── Given information

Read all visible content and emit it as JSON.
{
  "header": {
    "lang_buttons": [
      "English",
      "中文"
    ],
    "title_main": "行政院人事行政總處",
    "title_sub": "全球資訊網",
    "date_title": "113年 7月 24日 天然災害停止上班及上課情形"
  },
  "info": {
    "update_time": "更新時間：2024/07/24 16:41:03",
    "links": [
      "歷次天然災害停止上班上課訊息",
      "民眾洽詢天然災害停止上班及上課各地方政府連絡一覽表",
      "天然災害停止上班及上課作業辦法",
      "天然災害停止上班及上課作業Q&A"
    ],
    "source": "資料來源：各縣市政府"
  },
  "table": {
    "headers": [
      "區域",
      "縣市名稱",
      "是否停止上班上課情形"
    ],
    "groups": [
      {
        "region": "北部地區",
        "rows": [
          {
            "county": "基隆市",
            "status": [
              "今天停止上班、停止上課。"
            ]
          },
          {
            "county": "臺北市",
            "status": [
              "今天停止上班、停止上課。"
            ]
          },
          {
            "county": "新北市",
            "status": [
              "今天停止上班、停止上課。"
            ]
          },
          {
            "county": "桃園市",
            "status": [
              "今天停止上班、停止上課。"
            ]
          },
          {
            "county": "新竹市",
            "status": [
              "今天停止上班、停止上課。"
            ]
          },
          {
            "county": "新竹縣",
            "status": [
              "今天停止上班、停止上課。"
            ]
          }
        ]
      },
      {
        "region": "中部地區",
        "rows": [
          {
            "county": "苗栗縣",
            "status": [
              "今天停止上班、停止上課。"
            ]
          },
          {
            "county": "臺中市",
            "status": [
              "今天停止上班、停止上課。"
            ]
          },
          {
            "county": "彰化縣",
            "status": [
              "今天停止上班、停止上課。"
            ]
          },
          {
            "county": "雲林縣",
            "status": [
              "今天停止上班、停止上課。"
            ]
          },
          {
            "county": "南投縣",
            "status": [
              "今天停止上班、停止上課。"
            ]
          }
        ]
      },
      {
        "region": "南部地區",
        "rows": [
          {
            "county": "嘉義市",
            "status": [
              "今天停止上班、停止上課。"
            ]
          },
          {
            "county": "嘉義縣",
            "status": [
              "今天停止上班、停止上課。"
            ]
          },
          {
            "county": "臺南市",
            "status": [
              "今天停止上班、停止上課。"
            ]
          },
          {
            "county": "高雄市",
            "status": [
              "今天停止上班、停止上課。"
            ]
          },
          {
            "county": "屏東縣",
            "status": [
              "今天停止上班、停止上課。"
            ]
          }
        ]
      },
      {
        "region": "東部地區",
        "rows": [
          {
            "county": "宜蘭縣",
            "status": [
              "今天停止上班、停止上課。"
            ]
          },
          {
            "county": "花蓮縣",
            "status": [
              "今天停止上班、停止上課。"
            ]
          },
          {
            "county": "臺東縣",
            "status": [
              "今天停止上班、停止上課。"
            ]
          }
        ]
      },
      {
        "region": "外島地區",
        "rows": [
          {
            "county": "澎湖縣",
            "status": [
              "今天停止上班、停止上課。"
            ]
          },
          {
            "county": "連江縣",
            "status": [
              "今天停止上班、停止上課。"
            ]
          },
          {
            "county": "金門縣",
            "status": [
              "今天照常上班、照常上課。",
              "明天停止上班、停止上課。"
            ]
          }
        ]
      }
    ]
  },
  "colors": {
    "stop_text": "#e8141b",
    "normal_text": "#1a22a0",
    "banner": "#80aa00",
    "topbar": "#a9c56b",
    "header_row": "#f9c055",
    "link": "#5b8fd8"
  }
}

────

#### [Given problem]
Transcribe all of the entries without altering anything.

#### [Solution for this exercise]
Read all visible content and emit it as JSON.
{
  "header": {
    "lang_buttons": [
      "English",
      "中文"
    ],
    "title_main": "行政院人事行政總處",
    "title_sub": "全球資訊網",
    "date_title": "113年 7月 24日 天然災害停止上班及上課情形"
  },
  "info": {
    "update_time": "更新時間：2024/07/24 16:41:03",
    "links": [
      "歷次天然災害停止上班上課訊息",
      "民眾洽詢天然災害停止上班及上課各地方政府連絡一覽表",
      "天然災害停止上班及上課作業辦法",
      "天然災害停止上班及上課作業Q&A"
    ],
    "source": "資料來源：各縣市政府"
  },
  "table": {
    "headers": [
      "區域",
      "縣市名稱",
      "是否停止上班上課情形"
    ],
    "groups": [
      {
        "region": "北部地區",
        "rows": [
          {
            "county": "基隆市",
            "status": [
              "今天停止上班、停止上課。"
            ]
          },
          {
            "county": "臺北市",
            "status": [
              "今天停止上班、停止上課。"
            ]
          },
          {
            "county": "新北市",
            "status": [
              "今天停止上班、停止上課。"
            ]
          },
          {
            "county": "桃園市",
            "status": [
              "今天停止上班、停止上課。"
            ]
          },
          {
            "county": "新竹市",
            "status": [
              "今天停止上班、停止上課。"
            ]
          },
          {
            "county": "新竹縣",
            "status": [
              "今天停止上班、停止上課。"
            ]
          }
        ]
      },
      {
        "region": "中部地區",
        "rows": [
          {
            "county": "苗栗縣",
            "status": [
              "今天停止上班、停止上課。"
            ]
          },
          {
            "county": "臺中市",
            "status": [
              "今天停止上班、停止上課。"
            ]
          },
          {
            "county": "彰化縣",
            "status": [
              "今天停止上班、停止上課。"
            ]
          },
          {
            "county": "雲林縣",
            "status": [
              "今天停止上班、停止上課。"
            ]
          },
          {
            "county": "南投縣",
            "status": [
              "今天停止上班、停止上課。"
            ]
          }
        ]
      },
      {
        "region": "南部地區",
        "rows": [
          {
            "county": "嘉義市",
            "status": [
              "今天停止上班、停止上課。"
            ]
          },
          {
            "county": "嘉義縣",
            "status": [
              "今天停止上班、停止上課。"
            ]
          },
          {
            "county": "臺南市",
            "status": [
              "今天停止上班、停止上課。"
            ]
          },
          {
            "county": "高雄市",
            "status": [
              "今天停止上班、停止上課。"
            ]
          },
          {
            "county": "屏東縣",
            "status": [
              "今天停止上班、停止上課。"
            ]
          }
        ]
      },
      {
        "region": "東部地區",
        "rows": [
          {
            "county": "宜蘭縣",
            "status": [
              "今天停止上班、停止上課。"
            ]
          },
          {
            "county": "花蓮縣",
            "status": [
              "今天停止上班、停止上課。"
            ]
          },
          {
            "county": "臺東縣",
            "status": [
              "今天停止上班、停止上課。"
            ]
          }
        ]
      },
      {
        "region": "外島地區",
        "rows": [
          {
            "county": "澎湖縣",
            "status": [
              "今天停止上班、停止上課。"
            ]
          },
          {
            "county": "連江縣",
            "status": [
              "今天停止上班、停止上課。"
            ]
          },
          {
            "county": "金門縣",
            "status": [
              "今天照常上班、照常上課。",
              "明天停止上班、停止上課。"
            ]
          }
        ]
      }
    ]
  },
  "colors": {
    "stop_text": "#e8141b",
    "normal_text": "#1a22a0",
    "banner": "#80aa00",
    "topbar": "#a9c56b",
    "header_row": "#f9c055",
    "link": "#5b8fd8"
  }
}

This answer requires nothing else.